-- WHAT TO WORK ON --
Wherever a line holds the word "Recurring", copy that line out.

-- INPUT --
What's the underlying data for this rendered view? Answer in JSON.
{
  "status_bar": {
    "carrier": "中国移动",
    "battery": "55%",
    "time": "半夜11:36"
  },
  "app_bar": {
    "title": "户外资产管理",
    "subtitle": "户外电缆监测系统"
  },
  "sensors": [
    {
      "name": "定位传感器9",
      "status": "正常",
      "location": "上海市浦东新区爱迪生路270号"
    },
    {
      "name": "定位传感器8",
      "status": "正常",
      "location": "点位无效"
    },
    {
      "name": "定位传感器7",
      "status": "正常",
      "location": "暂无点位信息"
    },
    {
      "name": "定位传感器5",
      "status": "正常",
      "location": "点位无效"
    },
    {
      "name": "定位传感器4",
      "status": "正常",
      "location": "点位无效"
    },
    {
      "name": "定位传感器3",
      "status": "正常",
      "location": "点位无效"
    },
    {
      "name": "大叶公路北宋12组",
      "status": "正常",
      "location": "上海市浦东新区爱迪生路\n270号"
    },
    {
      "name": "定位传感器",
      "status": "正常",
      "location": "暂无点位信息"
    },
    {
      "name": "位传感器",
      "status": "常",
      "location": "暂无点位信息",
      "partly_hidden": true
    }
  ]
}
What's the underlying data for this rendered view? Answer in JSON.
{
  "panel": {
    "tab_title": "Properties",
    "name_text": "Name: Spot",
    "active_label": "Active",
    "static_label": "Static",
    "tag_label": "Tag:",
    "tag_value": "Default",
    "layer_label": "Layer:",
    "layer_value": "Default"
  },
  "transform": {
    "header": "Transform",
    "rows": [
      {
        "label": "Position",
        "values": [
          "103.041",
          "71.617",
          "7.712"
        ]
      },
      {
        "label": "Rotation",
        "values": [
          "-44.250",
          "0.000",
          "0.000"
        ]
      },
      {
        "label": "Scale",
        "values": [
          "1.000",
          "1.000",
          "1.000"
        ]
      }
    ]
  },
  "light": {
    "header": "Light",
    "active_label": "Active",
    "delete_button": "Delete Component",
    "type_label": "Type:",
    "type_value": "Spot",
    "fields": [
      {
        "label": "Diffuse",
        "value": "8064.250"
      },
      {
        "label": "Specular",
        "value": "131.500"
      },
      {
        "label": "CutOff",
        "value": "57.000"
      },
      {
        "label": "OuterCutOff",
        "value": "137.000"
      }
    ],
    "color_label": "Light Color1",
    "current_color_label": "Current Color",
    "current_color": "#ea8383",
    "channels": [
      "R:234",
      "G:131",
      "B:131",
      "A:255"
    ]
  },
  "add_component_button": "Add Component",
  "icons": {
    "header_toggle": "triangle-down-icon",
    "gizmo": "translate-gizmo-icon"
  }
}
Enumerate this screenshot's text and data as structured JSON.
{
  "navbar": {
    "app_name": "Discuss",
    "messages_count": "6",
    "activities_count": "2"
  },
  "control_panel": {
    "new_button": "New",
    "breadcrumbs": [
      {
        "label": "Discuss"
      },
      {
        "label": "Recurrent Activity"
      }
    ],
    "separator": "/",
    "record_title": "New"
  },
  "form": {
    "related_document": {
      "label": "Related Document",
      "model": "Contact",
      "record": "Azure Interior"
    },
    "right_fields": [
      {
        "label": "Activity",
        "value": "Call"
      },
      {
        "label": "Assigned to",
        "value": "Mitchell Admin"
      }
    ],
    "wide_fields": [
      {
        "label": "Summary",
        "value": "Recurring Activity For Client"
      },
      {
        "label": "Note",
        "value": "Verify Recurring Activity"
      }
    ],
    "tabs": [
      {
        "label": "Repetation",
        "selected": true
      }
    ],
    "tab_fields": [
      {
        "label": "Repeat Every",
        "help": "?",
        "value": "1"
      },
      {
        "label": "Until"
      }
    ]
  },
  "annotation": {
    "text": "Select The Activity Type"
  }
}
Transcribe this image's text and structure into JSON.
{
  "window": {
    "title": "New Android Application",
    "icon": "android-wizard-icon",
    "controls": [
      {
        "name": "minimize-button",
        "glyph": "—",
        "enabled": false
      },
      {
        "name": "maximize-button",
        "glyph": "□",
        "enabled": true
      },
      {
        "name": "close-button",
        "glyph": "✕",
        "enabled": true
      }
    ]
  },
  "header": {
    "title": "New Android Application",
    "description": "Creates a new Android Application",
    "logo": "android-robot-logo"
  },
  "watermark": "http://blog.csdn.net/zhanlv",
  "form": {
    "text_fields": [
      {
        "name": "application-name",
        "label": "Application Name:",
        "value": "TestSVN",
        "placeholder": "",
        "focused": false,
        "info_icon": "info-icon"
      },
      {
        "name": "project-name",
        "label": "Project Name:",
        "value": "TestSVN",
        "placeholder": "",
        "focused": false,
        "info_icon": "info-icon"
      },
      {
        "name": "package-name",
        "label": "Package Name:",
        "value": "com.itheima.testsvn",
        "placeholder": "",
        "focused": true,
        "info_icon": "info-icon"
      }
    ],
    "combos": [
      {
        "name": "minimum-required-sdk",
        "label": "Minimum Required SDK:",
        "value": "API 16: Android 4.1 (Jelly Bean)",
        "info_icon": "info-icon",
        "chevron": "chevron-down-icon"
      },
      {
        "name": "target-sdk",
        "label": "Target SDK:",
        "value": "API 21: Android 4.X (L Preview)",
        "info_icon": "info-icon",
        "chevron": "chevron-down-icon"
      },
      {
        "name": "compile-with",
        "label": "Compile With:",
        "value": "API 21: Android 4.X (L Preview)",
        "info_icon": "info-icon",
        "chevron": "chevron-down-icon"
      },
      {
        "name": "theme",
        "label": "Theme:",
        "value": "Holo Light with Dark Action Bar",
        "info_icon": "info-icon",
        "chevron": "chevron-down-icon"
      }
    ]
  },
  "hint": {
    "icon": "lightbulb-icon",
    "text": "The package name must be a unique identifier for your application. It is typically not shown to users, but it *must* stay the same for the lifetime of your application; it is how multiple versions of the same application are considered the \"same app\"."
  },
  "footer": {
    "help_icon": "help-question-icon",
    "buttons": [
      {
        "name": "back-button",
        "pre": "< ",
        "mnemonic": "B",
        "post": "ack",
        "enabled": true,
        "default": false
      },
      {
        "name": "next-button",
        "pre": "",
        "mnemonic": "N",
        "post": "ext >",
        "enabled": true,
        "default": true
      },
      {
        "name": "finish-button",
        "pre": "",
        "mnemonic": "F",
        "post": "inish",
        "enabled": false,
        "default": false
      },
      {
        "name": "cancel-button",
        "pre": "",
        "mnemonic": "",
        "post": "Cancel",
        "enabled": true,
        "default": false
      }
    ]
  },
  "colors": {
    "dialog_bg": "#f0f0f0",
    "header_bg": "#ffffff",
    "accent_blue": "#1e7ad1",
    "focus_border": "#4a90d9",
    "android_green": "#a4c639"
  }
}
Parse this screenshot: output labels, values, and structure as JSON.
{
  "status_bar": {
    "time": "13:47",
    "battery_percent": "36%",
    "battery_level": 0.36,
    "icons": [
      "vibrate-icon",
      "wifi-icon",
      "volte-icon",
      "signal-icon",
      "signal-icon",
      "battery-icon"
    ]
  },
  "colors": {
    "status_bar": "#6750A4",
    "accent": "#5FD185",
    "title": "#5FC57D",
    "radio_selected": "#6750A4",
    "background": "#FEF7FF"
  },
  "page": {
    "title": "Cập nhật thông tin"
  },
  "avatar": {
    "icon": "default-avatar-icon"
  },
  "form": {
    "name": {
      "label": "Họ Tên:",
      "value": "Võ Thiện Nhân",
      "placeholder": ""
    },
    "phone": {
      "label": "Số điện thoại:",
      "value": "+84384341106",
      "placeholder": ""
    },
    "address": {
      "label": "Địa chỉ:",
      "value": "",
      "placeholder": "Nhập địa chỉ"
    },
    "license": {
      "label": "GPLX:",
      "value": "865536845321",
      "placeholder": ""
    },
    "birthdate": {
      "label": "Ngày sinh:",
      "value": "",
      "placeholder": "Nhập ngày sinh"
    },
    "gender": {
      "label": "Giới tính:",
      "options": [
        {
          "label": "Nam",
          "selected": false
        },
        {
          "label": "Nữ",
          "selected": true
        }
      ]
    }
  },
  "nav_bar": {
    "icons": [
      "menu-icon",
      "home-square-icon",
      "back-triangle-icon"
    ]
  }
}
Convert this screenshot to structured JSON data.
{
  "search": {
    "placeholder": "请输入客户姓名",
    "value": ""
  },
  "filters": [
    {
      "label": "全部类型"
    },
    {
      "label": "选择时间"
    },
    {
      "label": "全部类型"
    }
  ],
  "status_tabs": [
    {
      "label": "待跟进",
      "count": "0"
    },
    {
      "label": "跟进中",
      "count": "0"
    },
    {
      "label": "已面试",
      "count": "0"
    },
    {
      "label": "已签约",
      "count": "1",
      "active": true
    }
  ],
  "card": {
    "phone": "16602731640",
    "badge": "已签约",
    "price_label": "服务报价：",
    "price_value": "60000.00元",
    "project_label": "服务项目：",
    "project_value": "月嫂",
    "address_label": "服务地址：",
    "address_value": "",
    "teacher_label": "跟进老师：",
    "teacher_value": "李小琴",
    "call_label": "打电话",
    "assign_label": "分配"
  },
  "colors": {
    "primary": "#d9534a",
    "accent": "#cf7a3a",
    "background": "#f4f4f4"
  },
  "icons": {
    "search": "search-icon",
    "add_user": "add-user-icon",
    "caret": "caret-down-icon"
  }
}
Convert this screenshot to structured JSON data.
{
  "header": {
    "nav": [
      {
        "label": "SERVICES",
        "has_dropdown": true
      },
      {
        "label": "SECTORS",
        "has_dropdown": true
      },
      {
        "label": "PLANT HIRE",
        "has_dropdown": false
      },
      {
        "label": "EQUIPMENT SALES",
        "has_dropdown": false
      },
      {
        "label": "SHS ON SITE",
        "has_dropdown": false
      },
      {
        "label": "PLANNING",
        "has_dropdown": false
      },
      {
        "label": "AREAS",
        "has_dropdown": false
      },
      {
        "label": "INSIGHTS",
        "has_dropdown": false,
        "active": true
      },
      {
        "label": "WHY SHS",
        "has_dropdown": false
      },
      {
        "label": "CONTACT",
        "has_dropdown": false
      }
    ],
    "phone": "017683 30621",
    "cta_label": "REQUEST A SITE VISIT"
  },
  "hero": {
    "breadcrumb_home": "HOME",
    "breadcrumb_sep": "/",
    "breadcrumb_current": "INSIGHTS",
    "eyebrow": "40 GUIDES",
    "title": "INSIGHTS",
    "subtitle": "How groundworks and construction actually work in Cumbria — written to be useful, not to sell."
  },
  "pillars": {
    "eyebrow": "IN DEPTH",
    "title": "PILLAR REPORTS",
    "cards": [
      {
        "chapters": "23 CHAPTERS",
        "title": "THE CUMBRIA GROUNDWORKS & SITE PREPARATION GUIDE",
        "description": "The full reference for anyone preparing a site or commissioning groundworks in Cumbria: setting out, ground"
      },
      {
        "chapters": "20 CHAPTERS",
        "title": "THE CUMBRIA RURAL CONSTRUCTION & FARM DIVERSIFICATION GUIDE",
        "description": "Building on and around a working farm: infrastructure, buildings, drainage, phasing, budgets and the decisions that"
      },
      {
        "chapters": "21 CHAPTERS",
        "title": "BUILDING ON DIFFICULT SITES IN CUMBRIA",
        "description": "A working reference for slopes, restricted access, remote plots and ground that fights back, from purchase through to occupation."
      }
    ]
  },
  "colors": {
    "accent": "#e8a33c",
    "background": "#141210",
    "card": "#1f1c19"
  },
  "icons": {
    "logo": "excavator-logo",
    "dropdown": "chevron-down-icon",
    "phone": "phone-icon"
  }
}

-- ANSWER BELOW --
        "value": "Recurring Activity For Client"
        "value": "Verify Recurring Activity"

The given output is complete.